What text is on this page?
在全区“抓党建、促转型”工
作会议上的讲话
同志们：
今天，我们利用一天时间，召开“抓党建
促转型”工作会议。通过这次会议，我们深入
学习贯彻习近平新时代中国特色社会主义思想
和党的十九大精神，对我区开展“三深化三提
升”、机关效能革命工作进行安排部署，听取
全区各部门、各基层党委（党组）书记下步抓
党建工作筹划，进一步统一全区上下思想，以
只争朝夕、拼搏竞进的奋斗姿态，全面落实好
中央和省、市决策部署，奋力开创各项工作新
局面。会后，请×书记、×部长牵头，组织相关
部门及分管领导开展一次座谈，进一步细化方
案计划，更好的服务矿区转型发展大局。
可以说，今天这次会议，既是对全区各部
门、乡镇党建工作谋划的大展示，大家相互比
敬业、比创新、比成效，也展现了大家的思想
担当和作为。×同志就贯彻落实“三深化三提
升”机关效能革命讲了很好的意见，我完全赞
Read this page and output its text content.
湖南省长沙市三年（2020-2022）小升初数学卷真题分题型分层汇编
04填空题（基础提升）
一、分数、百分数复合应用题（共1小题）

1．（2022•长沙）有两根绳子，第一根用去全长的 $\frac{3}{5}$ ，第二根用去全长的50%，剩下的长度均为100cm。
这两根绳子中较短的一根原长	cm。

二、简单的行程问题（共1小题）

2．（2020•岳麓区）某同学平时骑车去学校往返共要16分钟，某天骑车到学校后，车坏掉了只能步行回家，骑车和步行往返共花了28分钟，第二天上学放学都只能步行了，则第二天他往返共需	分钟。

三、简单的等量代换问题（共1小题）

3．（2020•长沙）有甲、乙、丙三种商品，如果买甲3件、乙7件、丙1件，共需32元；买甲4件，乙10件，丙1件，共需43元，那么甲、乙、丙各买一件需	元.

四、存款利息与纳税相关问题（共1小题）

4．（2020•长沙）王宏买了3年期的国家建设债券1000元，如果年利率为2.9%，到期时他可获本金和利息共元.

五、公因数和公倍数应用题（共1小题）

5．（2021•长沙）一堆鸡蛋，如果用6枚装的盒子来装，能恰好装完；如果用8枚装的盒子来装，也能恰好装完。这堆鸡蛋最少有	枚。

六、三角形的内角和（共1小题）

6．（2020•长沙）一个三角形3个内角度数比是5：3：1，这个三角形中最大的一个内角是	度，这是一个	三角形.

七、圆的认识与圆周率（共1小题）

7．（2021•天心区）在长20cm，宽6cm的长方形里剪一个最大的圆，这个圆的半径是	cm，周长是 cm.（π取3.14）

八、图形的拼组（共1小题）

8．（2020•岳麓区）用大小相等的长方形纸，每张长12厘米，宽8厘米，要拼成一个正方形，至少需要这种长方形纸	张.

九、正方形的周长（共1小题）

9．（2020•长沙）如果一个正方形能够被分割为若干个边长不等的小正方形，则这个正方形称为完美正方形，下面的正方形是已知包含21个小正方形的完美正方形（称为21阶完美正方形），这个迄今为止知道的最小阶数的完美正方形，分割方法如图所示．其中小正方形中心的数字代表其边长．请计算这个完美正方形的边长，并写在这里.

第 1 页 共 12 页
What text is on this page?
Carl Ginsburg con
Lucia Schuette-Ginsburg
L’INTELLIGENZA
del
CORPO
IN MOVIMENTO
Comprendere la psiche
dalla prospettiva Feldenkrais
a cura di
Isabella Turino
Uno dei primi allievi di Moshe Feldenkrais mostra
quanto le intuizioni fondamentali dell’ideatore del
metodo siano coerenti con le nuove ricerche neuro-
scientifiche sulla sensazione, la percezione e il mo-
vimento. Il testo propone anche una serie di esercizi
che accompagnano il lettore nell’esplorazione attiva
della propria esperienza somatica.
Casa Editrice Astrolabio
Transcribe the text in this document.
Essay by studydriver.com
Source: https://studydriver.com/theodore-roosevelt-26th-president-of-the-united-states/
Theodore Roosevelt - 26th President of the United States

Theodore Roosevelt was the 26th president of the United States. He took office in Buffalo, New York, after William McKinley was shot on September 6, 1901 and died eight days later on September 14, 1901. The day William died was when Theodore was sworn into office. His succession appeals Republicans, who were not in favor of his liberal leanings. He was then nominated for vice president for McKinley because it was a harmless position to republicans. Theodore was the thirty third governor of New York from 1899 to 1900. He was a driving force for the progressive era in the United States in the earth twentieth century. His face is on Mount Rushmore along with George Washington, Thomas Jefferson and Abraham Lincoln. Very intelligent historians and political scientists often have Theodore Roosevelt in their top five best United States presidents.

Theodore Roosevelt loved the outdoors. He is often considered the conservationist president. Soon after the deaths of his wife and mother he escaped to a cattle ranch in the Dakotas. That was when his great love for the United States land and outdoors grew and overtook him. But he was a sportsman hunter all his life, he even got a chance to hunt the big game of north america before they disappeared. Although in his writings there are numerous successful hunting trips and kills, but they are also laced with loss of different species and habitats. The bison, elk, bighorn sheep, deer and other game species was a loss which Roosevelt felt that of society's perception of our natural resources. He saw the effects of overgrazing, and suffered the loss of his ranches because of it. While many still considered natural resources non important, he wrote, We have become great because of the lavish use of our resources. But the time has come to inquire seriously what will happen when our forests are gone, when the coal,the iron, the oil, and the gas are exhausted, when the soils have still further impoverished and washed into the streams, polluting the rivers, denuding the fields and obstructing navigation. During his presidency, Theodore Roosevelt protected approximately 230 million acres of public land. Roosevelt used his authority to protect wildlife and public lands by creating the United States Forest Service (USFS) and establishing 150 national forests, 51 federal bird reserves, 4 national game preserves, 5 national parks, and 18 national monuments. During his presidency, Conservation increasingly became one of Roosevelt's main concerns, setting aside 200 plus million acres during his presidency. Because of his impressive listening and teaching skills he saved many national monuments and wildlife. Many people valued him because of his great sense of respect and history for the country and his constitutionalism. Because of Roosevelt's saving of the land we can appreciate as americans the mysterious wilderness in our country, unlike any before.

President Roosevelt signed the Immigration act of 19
+++
• [Goal of the exercise] All entries must be repeated verbatim.

• [Task answer]
What text is on this page?
在全区“抓党建、促转型”工
作会议上的讲话
同志们：
今天，我们利用一天时间，召开“抓党建
促转型”工作会议。通过这次会议，我们深入
学习贯彻习近平新时代中国特色社会主义思想
和党的十九大精神，对我区开展“三深化三提
升”、机关效能革命工作进行安排部署，听取
全区各部门、各基层党委（党组）书记下步抓
党建工作筹划，进一步统一全区上下思想，以
只争朝夕、拼搏竞进的奋斗姿态，全面落实好
中央和省、市决策部署，奋力开创各项工作新
局面。会后，请×书记、×部长牵头，组织相关
部门及分管领导开展一次座谈，进一步细化方
案计划，更好的服务矿区转型发展大局。
可以说，今天这次会议，既是对全区各部
门、乡镇党建工作谋划的大展示，大家相互比
敬业、比创新、比成效，也展现了大家的思想
担当和作为。×同志就贯彻落实“三深化三提
升”机关效能革命讲了很好的意见，我完全赞
Read this page and output its text content.
湖南省长沙市三年（2020-2022）小升初数学卷真题分题型分层汇编
04填空题（基础提升）
一、分数、百分数复合应用题（共1小题）

1．（2022•长沙）有两根绳子，第一根用去全长的 $\frac{3}{5}$ ，第二根用去全长的50%，剩下的长度均为100cm。
这两根绳子中较短的一根原长	cm。

二、简单的行程问题（共1小题）

2．（2020•岳麓区）某同学平时骑车去学校往返共要16分钟，某天骑车到学校后，车坏掉了只能步行回家，骑车和步行往返共花了28分钟，第二天上学放学都只能步行了，则第二天他往返共需	分钟。

三、简单的等量代换问题（共1小题）

3．（2020•长沙）有甲、乙、丙三种商品，如果买甲3件、乙7件、丙1件，共需32元；买甲4件，乙10件，丙1件，共需43元，那么甲、乙、丙各买一件需	元.

四、存款利息与纳税相关问题（共1小题）

4．（2020•长沙）王宏买了3年期的国家建设债券1000元，如果年利率为2.9%，到期时他可获本金和利息共元.

五、公因数和公倍数应用题（共1小题）

5．（2021•长沙）一堆鸡蛋，如果用6枚装的盒子来装，能恰好装完；如果用8枚装的盒子来装，也能恰好装完。这堆鸡蛋最少有	枚。

六、三角形的内角和（共1小题）

6．（2020•长沙）一个三角形3个内角度数比是5：3：1，这个三角形中最大的一个内角是	度，这是一个	三角形.

七、圆的认识与圆周率（共1小题）

7．（2021•天心区）在长20cm，宽6cm的长方形里剪一个最大的圆，这个圆的半径是	cm，周长是 cm.（π取3.14）

八、图形的拼组（共1小题）

8．（2020•岳麓区）用大小相等的长方形纸，每张长12厘米，宽8厘米，要拼成一个正方形，至少需要这种长方形纸	张.

九、正方形的周长（共1小题）

9．（2020•长沙）如果一个正方形能够被分割为若干个边长不等的小正方形，则这个正方形称为完美正方形，下面的正方形是已知包含21个小正方形的完美正方形（称为21阶完美正方形），这个迄今为止知道的最小阶数的完美正方形，分割方法如图所示．其中小正方形中心的数字代表其边长．请计算这个完美正方形的边长，并写在这里.

第 1 页 共 12 页
What text is on this page?
Carl Ginsburg con
Lucia Schuette-Ginsburg
L’INTELLIGENZA
del
CORPO
IN MOVIMENTO
Comprendere la psiche
dalla prospettiva Feldenkrais
a cura di
Isabella Turino
Uno dei primi allievi di Moshe Feldenkrais mostra
quanto le intuizioni fondamentali dell’ideatore del
metodo siano coerenti con le nuove ricerche neuro-
scientifiche sulla sensazione, la percezione e il mo-
vimento. Il testo propone anche una serie di esercizi
che accompagnano il lettore nell’esplorazione attiva
della propria esperienza somatica.
Casa Editrice Astrolabio
Transcribe the text in this document.
Essay by studydriver.com
Source: https://studydriver.com/theodore-roosevelt-26th-president-of-the-united-states/
Theodore Roosevelt - 26th President of the United States

Theodore Roosevelt was the 26th president of the United States. He took office in Buffalo, New York, after William McKinley was shot on September 6, 1901 and died eight days later on September 14, 1901. The day William died was when Theodore was sworn into office. His succession appeals Republicans, who were not in favor of his liberal leanings. He was then nominated for vice president for McKinley because it was a harmless position to republicans. Theodore was the thirty third governor of New York from 1899 to 1900. He was a driving force for the progressive era in the United States in the earth twentieth century. His face is on Mount Rushmore along with George Washington, Thomas Jefferson and Abraham Lincoln. Very intelligent historians and political scientists often have Theodore Roosevelt in their top five best United States presidents.

Theodore Roosevelt loved the outdoors. He is often considered the conservationist president. Soon after the deaths of his wife and mother he escaped to a cattle ranch in the Dakotas. That was when his great love for the United States land and outdoors grew and overtook him. But he was a sportsman hunter all his life, he even got a chance to hunt the big game of north america before they disappeared. Although in his writings there are numerous successful hunting trips and kills, but they are also laced with loss of different species and habitats. The bison, elk, bighorn sheep, deer and other game species was a loss which Roosevelt felt that of society's perception of our natural resources. He saw the effects of overgrazing, and suffered the loss of his ranches because of it. While many still considered natural resources non important, he wrote, We have become great because of the lavish use of our resources. But the time has come to inquire seriously what will happen when our forests are gone, when the coal,the iron, the oil, and the gas are exhausted, when the soils have still further impoverished and washed into the streams, polluting the rivers, denuding the fields and obstructing navigation. During his presidency, Theodore Roosevelt protected approximately 230 million acres of public land. Roosevelt used his authority to protect wildlife and public lands by creating the United States Forest Service (USFS) and establishing 150 national forests, 51 federal bird reserves, 4 national game preserves, 5 national parks, and 18 national monuments. During his presidency, Conservation increasingly became one of Roosevelt's main concerns, setting aside 200 plus million acres during his presidency. Because of his impressive listening and teaching skills he saved many national monuments and wildlife. Many people valued him because of his great sense of respect and history for the country and his constitutionalism. Because of Roosevelt's saving of the land we can appreciate as americans the mysterious wilderness in our country, unlike any before.

President Roosevelt signed the Immigration act of 19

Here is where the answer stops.